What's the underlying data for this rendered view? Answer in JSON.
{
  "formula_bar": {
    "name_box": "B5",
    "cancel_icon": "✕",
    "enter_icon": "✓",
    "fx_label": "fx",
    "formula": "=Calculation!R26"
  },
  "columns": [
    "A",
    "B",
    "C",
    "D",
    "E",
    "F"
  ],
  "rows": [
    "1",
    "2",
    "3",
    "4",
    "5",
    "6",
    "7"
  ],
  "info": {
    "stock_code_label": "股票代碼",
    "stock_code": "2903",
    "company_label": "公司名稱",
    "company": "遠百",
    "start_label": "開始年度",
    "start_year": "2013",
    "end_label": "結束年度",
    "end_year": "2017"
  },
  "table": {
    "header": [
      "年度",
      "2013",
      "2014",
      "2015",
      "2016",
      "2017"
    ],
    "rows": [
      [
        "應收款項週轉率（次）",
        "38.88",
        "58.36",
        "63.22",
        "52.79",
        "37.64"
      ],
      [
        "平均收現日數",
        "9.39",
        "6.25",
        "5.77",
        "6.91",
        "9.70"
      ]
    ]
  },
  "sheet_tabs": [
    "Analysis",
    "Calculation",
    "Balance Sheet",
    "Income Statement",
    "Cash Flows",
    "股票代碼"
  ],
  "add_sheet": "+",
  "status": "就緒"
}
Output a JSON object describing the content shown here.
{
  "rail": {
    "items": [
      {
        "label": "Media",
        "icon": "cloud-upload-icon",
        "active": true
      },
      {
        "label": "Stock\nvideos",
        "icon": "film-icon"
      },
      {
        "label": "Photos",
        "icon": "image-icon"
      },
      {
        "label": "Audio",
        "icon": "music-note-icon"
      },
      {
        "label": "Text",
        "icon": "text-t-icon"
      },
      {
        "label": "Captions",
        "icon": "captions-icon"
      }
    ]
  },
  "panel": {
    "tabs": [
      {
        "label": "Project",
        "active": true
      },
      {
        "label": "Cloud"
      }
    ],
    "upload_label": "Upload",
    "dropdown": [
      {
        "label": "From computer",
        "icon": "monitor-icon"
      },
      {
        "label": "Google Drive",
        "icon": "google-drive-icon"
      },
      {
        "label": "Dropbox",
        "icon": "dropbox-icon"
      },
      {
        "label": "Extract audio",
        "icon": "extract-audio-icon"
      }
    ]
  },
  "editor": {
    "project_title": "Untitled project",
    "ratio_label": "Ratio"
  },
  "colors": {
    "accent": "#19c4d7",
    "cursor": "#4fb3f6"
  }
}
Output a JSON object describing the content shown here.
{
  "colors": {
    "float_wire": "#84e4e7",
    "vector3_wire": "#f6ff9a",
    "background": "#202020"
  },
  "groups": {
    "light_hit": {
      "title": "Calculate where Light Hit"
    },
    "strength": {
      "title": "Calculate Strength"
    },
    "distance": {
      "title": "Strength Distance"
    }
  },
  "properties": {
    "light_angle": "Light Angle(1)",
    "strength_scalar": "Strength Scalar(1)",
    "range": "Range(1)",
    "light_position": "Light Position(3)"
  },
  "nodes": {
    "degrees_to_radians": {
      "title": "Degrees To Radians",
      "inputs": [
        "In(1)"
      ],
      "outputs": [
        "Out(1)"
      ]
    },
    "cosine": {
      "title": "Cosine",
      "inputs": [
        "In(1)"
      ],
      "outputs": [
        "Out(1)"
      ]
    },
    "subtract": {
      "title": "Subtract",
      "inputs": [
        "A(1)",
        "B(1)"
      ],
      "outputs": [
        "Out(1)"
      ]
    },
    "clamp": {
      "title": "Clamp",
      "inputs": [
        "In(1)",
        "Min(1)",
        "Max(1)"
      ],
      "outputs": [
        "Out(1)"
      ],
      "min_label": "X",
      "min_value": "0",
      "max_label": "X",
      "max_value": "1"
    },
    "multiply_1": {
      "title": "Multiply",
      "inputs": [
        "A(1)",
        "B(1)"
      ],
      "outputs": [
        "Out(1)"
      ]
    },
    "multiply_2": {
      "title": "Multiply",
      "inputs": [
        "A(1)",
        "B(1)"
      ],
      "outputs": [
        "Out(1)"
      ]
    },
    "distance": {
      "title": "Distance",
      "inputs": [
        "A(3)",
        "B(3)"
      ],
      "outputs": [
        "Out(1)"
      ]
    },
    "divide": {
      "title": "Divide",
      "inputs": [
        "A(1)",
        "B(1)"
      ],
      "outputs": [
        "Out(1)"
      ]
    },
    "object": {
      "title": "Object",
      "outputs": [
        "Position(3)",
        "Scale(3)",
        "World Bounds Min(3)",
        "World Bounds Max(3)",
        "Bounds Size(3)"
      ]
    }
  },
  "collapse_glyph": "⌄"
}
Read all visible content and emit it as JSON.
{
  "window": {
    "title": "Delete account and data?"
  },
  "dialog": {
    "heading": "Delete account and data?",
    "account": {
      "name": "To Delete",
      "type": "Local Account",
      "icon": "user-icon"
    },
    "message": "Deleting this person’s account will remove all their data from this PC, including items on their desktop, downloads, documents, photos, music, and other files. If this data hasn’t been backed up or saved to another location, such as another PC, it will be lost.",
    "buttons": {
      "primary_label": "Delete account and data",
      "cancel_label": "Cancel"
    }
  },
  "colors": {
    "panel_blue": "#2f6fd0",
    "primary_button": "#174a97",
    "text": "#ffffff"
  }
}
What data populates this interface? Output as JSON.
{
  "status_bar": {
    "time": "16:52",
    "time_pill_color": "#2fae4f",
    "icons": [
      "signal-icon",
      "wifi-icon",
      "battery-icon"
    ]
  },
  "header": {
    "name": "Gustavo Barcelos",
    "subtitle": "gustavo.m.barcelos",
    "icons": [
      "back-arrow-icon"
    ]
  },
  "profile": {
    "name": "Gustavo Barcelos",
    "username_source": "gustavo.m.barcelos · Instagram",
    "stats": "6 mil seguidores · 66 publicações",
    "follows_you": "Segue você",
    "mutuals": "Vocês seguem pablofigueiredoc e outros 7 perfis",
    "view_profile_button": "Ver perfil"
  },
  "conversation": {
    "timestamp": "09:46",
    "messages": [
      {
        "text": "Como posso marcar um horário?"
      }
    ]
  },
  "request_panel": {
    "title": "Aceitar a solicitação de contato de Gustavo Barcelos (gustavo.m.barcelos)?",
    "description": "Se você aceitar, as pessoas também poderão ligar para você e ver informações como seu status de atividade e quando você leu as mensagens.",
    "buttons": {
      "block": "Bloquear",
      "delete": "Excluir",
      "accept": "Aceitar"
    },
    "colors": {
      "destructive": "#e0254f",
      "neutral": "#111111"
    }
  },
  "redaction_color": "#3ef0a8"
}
—————
§ **THE REQUEST**
Please restate the whole listing word for word.

§ **FINAL RESULT**
What's the underlying data for this rendered view? Answer in JSON.
{
  "formula_bar": {
    "name_box": "B5",
    "cancel_icon": "✕",
    "enter_icon": "✓",
    "fx_label": "fx",
    "formula": "=Calculation!R26"
  },
  "columns": [
    "A",
    "B",
    "C",
    "D",
    "E",
    "F"
  ],
  "rows": [
    "1",
    "2",
    "3",
    "4",
    "5",
    "6",
    "7"
  ],
  "info": {
    "stock_code_label": "股票代碼",
    "stock_code": "2903",
    "company_label": "公司名稱",
    "company": "遠百",
    "start_label": "開始年度",
    "start_year": "2013",
    "end_label": "結束年度",
    "end_year": "2017"
  },
  "table": {
    "header": [
      "年度",
      "2013",
      "2014",
      "2015",
      "2016",
      "2017"
    ],
    "rows": [
      [
        "應收款項週轉率（次）",
        "38.88",
        "58.36",
        "63.22",
        "52.79",
        "37.64"
      ],
      [
        "平均收現日數",
        "9.39",
        "6.25",
        "5.77",
        "6.91",
        "9.70"
      ]
    ]
  },
  "sheet_tabs": [
    "Analysis",
    "Calculation",
    "Balance Sheet",
    "Income Statement",
    "Cash Flows",
    "股票代碼"
  ],
  "add_sheet": "+",
  "status": "就緒"
}
Output a JSON object describing the content shown here.
{
  "rail": {
    "items": [
      {
        "label": "Media",
        "icon": "cloud-upload-icon",
        "active": true
      },
      {
        "label": "Stock\nvideos",
        "icon": "film-icon"
      },
      {
        "label": "Photos",
        "icon": "image-icon"
      },
      {
        "label": "Audio",
        "icon": "music-note-icon"
      },
      {
        "label": "Text",
        "icon": "text-t-icon"
      },
      {
        "label": "Captions",
        "icon": "captions-icon"
      }
    ]
  },
  "panel": {
    "tabs": [
      {
        "label": "Project",
        "active": true
      },
      {
        "label": "Cloud"
      }
    ],
    "upload_label": "Upload",
    "dropdown": [
      {
        "label": "From computer",
        "icon": "monitor-icon"
      },
      {
        "label": "Google Drive",
        "icon": "google-drive-icon"
      },
      {
        "label": "Dropbox",
        "icon": "dropbox-icon"
      },
      {
        "label": "Extract audio",
        "icon": "extract-audio-icon"
      }
    ]
  },
  "editor": {
    "project_title": "Untitled project",
    "ratio_label": "Ratio"
  },
  "colors": {
    "accent": "#19c4d7",
    "cursor": "#4fb3f6"
  }
}
Output a JSON object describing the content shown here.
{
  "colors": {
    "float_wire": "#84e4e7",
    "vector3_wire": "#f6ff9a",
    "background": "#202020"
  },
  "groups": {
    "light_hit": {
      "title": "Calculate where Light Hit"
    },
    "strength": {
      "title": "Calculate Strength"
    },
    "distance": {
      "title": "Strength Distance"
    }
  },
  "properties": {
    "light_angle": "Light Angle(1)",
    "strength_scalar": "Strength Scalar(1)",
    "range": "Range(1)",
    "light_position": "Light Position(3)"
  },
  "nodes": {
    "degrees_to_radians": {
      "title": "Degrees To Radians",
      "inputs": [
        "In(1)"
      ],
      "outputs": [
        "Out(1)"
      ]
    },
    "cosine": {
      "title": "Cosine",
      "inputs": [
        "In(1)"
      ],
      "outputs": [
        "Out(1)"
      ]
    },
    "subtract": {
      "title": "Subtract",
      "inputs": [
        "A(1)",
        "B(1)"
      ],
      "outputs": [
        "Out(1)"
      ]
    },
    "clamp": {
      "title": "Clamp",
      "inputs": [
        "In(1)",
        "Min(1)",
        "Max(1)"
      ],
      "outputs": [
        "Out(1)"
      ],
      "min_label": "X",
      "min_value": "0",
      "max_label": "X",
      "max_value": "1"
    },
    "multiply_1": {
      "title": "Multiply",
      "inputs": [
        "A(1)",
        "B(1)"
      ],
      "outputs": [
        "Out(1)"
      ]
    },
    "multiply_2": {
      "title": "Multiply",
      "inputs": [
        "A(1)",
        "B(1)"
      ],
      "outputs": [
        "Out(1)"
      ]
    },
    "distance": {
      "title": "Distance",
      "inputs": [
        "A(3)",
        "B(3)"
      ],
      "outputs": [
        "Out(1)"
      ]
    },
    "divide": {
      "title": "Divide",
      "inputs": [
        "A(1)",
        "B(1)"
      ],
      "outputs": [
        "Out(1)"
      ]
    },
    "object": {
      "title": "Object",
      "outputs": [
        "Position(3)",
        "Scale(3)",
        "World Bounds Min(3)",
        "World Bounds Max(3)",
        "Bounds Size(3)"
      ]
    }
  },
  "collapse_glyph": "⌄"
}
Read all visible content and emit it as JSON.
{
  "window": {
    "title": "Delete account and data?"
  },
  "dialog": {
    "heading": "Delete account and data?",
    "account": {
      "name": "To Delete",
      "type": "Local Account",
      "icon": "user-icon"
    },
    "message": "Deleting this person’s account will remove all their data from this PC, including items on their desktop, downloads, documents, photos, music, and other files. If this data hasn’t been backed up or saved to another location, such as another PC, it will be lost.",
    "buttons": {
      "primary_label": "Delete account and data",
      "cancel_label": "Cancel"
    }
  },
  "colors": {
    "panel_blue": "#2f6fd0",
    "primary_button": "#174a97",
    "text": "#ffffff"
  }
}
What data populates this interface? Output as JSON.
{
  "status_bar": {
    "time": "16:52",
    "time_pill_color": "#2fae4f",
    "icons": [
      "signal-icon",
      "wifi-icon",
      "battery-icon"
    ]
  },
  "header": {
    "name": "Gustavo Barcelos",
    "subtitle": "gustavo.m.barcelos",
    "icons": [
      "back-arrow-icon"
    ]
  },
  "profile": {
    "name": "Gustavo Barcelos",
    "username_source": "gustavo.m.barcelos · Instagram",
    "stats": "6 mil seguidores · 66 publicações",
    "follows_you": "Segue você",
    "mutuals": "Vocês seguem pablofigueiredoc e outros 7 perfis",
    "view_profile_button": "Ver perfil"
  },
  "conversation": {
    "timestamp": "09:46",
    "messages": [
      {
        "text": "Como posso marcar um horário?"
      }
    ]
  },
  "request_panel": {
    "title": "Aceitar a solicitação de contato de Gustavo Barcelos (gustavo.m.barcelos)?",
    "description": "Se você aceitar, as pessoas também poderão ligar para você e ver informações como seu status de atividade e quando você leu as mensagens.",
    "buttons": {
      "block": "Bloquear",
      "delete": "Excluir",
      "accept": "Aceitar"
    },
    "colors": {
      "destructive": "#e0254f",
      "neutral": "#111111"
    }
  },
  "redaction_color": "#3ef0a8"
}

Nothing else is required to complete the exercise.